EXERCISE OBJECTIVE - Write out every single entry exactly.

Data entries
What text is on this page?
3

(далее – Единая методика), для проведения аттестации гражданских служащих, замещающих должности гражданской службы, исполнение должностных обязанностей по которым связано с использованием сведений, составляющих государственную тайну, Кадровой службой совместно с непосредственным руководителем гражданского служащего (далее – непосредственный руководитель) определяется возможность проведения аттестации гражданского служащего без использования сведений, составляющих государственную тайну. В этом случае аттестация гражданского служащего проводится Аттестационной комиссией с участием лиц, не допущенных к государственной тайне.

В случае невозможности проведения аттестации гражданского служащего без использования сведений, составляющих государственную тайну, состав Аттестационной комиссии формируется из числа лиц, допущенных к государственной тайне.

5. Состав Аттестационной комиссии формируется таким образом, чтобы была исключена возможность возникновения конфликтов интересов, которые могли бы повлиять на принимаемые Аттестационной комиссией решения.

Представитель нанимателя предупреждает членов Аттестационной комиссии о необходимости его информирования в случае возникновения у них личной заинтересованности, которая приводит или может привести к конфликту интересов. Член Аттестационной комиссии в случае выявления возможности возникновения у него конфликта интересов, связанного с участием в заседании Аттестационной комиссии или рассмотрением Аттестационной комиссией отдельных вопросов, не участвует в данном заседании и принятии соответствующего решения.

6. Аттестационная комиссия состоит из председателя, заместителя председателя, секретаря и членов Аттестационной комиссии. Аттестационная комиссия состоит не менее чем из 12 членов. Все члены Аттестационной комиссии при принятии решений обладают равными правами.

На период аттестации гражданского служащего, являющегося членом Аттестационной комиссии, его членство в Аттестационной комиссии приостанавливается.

TASK RESULT -
What text is on this page?
3

(далее – Единая методика), для проведения аттестации гражданских служащих, замещающих должности гражданской службы, исполнение должностных обязанностей по которым связано с использованием сведений, составляющих государственную тайну, Кадровой службой совместно с непосредственным руководителем гражданского служащего (далее – непосредственный руководитель) определяется возможность проведения аттестации гражданского служащего без использования сведений, составляющих государственную тайну. В этом случае аттестация гражданского служащего проводится Аттестационной комиссией с участием лиц, не допущенных к государственной тайне.

В случае невозможности проведения аттестации гражданского служащего без использования сведений, составляющих государственную тайну, состав Аттестационной комиссии формируется из числа лиц, допущенных к государственной тайне.

5. Состав Аттестационной комиссии формируется таким образом, чтобы была исключена возможность возникновения конфликтов интересов, которые могли бы повлиять на принимаемые Аттестационной комиссией решения.

Представитель нанимателя предупреждает членов Аттестационной комиссии о необходимости его информирования в случае возникновения у них личной заинтересованности, которая приводит или может привести к конфликту интересов. Член Аттестационной комиссии в случае выявления возможности возникновения у него конфликта интересов, связанного с участием в заседании Аттестационной комиссии или рассмотрением Аттестационной комиссией отдельных вопросов, не участвует в данном заседании и принятии соответствующего решения.

6. Аттестационная комиссия состоит из председателя, заместителя председателя, секретаря и членов Аттестационной комиссии. Аттестационная комиссия состоит не менее чем из 12 членов. Все члены Аттестационной комиссии при принятии решений обладают равными правами.

На период аттестации гражданского служащего, являющегося членом Аттестационной комиссии, его членство в Аттестационной комиссии приостанавливается.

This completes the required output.